What is needed: Check every line of the data below for the string "Acceleration", and copy the ones that hold it.
— start of Task data —
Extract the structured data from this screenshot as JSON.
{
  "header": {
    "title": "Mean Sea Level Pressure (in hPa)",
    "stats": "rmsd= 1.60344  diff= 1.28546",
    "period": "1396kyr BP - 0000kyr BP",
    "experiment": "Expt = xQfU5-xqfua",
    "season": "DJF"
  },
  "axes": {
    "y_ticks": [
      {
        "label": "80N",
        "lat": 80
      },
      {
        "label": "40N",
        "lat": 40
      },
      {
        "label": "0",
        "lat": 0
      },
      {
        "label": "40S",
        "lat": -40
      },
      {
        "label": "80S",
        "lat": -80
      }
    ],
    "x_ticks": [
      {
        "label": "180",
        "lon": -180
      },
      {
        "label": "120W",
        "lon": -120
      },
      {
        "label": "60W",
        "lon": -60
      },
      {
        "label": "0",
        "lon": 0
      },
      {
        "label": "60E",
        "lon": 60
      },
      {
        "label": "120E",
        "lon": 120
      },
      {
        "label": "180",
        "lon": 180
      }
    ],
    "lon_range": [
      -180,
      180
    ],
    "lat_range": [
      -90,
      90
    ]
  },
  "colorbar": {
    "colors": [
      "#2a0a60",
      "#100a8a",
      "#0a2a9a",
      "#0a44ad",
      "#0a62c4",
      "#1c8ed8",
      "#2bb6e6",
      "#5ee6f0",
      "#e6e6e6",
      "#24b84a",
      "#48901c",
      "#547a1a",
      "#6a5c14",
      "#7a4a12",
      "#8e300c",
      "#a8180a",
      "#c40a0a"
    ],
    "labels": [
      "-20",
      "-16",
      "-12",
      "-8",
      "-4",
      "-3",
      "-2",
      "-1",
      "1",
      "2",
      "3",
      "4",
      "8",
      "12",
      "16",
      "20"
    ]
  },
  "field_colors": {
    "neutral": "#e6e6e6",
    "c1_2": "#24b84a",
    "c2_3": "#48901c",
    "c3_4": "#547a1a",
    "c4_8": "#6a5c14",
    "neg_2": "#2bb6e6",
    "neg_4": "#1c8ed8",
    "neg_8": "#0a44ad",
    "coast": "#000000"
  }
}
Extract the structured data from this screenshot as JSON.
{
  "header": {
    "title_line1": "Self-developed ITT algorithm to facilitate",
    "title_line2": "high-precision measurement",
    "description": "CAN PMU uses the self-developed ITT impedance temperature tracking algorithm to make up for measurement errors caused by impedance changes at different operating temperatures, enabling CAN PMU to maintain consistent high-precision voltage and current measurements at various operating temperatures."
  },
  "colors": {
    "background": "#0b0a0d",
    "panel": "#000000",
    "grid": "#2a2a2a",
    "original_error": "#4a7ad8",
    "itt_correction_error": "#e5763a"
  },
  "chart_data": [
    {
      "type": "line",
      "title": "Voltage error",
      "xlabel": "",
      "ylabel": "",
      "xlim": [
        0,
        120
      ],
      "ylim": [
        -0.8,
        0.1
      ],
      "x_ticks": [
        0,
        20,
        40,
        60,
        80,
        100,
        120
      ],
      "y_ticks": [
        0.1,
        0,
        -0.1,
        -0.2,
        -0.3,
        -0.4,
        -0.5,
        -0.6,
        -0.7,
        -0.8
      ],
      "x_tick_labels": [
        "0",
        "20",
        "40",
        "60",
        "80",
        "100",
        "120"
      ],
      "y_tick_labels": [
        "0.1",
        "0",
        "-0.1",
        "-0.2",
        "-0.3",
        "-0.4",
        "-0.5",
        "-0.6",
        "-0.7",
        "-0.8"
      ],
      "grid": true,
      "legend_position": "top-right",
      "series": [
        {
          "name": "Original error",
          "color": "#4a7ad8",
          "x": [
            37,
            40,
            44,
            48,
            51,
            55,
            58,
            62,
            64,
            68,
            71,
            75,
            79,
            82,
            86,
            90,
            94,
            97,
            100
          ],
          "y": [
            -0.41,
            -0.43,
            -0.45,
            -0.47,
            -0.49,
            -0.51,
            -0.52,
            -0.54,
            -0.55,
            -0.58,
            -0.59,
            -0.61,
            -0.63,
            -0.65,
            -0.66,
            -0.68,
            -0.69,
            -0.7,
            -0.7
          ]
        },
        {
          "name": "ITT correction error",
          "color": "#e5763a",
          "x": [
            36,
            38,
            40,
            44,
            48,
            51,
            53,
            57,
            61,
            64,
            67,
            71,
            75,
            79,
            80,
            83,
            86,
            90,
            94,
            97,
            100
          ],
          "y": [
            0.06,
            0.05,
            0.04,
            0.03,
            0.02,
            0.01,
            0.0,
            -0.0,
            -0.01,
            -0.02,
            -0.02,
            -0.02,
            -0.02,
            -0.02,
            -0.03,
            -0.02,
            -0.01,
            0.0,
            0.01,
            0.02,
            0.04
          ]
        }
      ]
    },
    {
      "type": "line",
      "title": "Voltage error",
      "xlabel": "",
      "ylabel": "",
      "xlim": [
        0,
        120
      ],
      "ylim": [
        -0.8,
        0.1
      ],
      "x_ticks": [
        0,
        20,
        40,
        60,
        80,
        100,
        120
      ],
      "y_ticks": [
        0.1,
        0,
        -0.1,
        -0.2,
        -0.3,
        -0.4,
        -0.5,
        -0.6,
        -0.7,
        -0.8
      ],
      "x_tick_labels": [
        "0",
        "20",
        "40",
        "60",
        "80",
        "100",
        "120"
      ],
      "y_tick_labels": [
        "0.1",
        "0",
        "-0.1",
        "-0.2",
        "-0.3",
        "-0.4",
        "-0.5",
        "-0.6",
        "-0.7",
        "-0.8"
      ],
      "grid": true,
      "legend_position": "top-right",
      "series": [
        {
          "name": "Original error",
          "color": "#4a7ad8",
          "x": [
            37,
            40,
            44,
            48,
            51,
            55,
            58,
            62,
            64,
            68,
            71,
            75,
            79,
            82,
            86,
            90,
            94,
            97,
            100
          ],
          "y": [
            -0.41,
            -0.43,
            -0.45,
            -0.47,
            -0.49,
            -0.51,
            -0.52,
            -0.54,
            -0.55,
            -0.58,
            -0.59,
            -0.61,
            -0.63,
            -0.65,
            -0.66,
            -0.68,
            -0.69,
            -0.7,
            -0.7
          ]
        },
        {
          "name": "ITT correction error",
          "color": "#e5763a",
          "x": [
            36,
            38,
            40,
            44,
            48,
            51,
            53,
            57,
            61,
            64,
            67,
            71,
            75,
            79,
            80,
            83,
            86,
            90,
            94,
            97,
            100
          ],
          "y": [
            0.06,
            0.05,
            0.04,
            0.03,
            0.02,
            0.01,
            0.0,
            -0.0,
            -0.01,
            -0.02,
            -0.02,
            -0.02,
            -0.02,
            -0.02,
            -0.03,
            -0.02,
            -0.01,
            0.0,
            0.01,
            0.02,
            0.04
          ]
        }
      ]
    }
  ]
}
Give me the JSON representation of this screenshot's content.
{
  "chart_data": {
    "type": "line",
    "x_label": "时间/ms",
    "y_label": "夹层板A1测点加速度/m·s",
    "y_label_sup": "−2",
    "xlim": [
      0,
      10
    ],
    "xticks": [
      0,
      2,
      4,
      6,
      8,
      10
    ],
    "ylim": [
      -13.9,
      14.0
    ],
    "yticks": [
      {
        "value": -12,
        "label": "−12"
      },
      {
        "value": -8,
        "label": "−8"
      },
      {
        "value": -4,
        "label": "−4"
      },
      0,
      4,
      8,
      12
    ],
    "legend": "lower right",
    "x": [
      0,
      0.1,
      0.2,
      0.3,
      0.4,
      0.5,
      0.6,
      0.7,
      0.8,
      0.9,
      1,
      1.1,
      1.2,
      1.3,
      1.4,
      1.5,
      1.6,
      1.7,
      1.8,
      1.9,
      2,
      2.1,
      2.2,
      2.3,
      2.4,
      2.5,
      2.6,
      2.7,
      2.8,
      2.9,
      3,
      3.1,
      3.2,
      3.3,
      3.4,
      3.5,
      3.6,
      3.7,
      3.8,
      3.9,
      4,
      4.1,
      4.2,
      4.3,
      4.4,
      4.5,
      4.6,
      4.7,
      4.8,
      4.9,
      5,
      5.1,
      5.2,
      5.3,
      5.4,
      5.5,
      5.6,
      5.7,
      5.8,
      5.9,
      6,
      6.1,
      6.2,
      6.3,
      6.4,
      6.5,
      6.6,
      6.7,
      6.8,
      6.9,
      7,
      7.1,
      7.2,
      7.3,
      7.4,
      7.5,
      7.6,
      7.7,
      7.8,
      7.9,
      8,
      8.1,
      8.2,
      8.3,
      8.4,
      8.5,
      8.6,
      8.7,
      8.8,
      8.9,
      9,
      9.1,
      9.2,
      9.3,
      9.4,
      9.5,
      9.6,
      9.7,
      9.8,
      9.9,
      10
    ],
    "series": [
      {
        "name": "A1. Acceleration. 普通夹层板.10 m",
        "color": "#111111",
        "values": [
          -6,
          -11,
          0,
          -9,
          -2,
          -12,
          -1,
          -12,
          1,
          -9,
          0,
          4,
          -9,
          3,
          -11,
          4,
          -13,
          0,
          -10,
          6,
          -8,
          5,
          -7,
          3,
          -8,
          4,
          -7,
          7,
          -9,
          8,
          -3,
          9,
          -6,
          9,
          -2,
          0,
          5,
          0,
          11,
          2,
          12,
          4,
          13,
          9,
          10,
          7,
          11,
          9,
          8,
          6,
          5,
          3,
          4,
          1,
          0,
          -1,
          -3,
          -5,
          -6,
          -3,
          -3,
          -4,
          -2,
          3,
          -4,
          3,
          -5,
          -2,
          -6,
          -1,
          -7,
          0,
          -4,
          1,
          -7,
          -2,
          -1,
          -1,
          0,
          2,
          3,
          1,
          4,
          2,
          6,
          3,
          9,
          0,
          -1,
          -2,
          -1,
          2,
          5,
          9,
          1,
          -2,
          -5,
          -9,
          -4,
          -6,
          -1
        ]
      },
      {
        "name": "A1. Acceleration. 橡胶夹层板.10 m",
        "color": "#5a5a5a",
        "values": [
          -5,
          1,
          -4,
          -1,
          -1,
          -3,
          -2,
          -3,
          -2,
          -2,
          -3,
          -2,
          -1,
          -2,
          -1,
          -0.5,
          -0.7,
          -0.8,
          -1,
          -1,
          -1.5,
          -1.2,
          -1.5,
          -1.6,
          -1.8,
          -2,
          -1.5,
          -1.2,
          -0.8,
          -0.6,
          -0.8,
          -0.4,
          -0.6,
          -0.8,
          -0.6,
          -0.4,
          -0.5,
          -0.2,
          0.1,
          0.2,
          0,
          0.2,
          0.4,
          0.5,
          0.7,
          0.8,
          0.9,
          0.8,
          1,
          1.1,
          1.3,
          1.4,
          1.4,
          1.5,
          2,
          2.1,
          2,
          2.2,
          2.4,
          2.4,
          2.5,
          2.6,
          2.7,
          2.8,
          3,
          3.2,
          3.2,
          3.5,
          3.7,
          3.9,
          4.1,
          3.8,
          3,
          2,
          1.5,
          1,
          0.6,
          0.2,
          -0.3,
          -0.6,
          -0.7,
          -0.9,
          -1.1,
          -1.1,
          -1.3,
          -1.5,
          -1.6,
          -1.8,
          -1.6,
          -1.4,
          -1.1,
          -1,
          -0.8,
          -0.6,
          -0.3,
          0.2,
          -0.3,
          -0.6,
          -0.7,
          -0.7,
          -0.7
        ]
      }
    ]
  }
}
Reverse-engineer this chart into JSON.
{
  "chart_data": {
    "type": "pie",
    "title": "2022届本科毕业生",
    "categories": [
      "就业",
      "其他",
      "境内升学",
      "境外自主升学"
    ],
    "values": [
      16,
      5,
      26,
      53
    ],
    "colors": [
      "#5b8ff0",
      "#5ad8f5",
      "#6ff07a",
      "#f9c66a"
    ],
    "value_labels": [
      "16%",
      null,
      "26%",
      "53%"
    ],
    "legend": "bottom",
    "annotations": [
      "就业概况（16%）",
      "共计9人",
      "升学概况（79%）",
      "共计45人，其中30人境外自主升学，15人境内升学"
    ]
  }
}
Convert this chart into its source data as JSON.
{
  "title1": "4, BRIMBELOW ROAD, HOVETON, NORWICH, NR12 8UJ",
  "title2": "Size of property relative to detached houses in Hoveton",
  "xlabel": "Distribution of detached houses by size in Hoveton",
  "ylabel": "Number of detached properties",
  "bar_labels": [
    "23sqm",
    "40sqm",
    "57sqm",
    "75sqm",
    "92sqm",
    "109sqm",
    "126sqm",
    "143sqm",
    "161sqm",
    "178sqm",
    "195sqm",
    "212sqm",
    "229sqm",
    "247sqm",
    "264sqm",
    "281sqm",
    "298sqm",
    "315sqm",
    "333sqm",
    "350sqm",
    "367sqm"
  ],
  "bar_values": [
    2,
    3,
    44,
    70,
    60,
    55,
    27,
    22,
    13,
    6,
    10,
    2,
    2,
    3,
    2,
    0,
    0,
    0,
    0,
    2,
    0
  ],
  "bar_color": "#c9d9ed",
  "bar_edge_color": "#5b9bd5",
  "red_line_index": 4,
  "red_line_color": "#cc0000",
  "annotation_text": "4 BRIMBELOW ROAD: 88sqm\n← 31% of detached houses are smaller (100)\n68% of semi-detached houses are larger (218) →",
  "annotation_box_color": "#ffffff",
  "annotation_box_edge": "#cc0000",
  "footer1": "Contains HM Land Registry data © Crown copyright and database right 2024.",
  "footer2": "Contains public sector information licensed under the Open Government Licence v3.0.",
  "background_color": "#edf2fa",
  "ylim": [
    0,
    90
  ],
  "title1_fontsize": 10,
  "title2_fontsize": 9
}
— end of Task data —
Reply to the exercise:
        "name": "A1. Acceleration. 普通夹层板.10 m",
        "name": "A1. Acceleration. 橡胶夹层板.10 m",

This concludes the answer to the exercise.